Written instruction: Skip the images and return the records below exactly.
[begin Data for this task]
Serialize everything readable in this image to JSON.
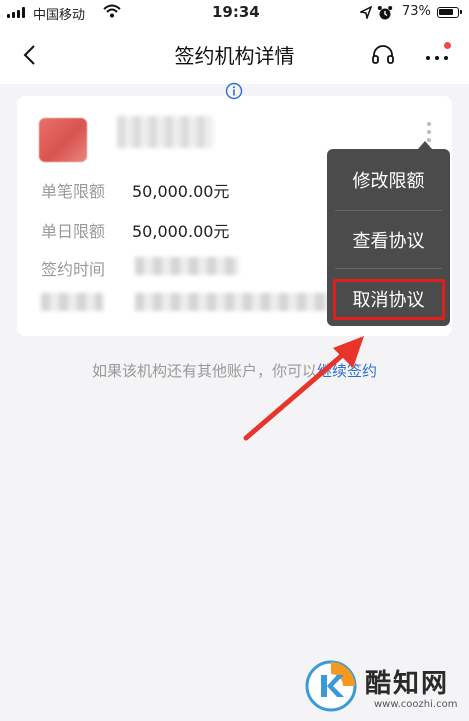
{
  "status_bar": {
    "carrier": "中国移动",
    "time": "19:34",
    "battery": "73%",
    "battery_level": 0.73,
    "icons": [
      "signal-icon",
      "wifi-icon",
      "location-icon",
      "alarm-icon",
      "battery-icon"
    ]
  },
  "nav": {
    "title": "签约机构详情",
    "icons": [
      "back-icon",
      "headset-icon",
      "more-icon"
    ],
    "badge_color": "#f04848"
  },
  "card": {
    "rows": [
      {
        "label": "单笔限额",
        "value": "50,000.00元"
      },
      {
        "label": "单日限额",
        "value": "50,000.00元"
      },
      {
        "label": "签约时间",
        "value": ""
      }
    ]
  },
  "menu": {
    "items": [
      {
        "label": "修改限额"
      },
      {
        "label": "查看协议"
      },
      {
        "label": "取消协议"
      }
    ],
    "highlight_color": "#e01e1e"
  },
  "hint": {
    "text": "如果该机构还有其他账户，你可以",
    "link": "继续签约",
    "link_color": "#2a6fd6"
  },
  "watermark": {
    "name": "酷知网",
    "url": "www.coozhi.com"
  }
}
[end Data for this task]
Solution to the exercise:
Serialize everything readable in this image to JSON.
{
  "status_bar": {
    "carrier": "中国移动",
    "time": "19:34",
    "battery": "73%",
    "battery_level": 0.73,
    "icons": [
      "signal-icon",
      "wifi-icon",
      "location-icon",
      "alarm-icon",
      "battery-icon"
    ]
  },
  "nav": {
    "title": "签约机构详情",
    "icons": [
      "back-icon",
      "headset-icon",
      "more-icon"
    ],
    "badge_color": "#f04848"
  },
  "card": {
    "rows": [
      {
        "label": "单笔限额",
        "value": "50,000.00元"
      },
      {
        "label": "单日限额",
        "value": "50,000.00元"
      },
      {
        "label": "签约时间",
        "value": ""
      }
    ]
  },
  "menu": {
    "items": [
      {
        "label": "修改限额"
      },
      {
        "label": "查看协议"
      },
      {
        "label": "取消协议"
      }
    ],
    "highlight_color": "#e01e1e"
  },
  "hint": {
    "text": "如果该机构还有其他账户，你可以",
    "link": "继续签约",
    "link_color": "#2a6fd6"
  },
  "watermark": {
    "name": "酷知网",
    "url": "www.coozhi.com"
  }
}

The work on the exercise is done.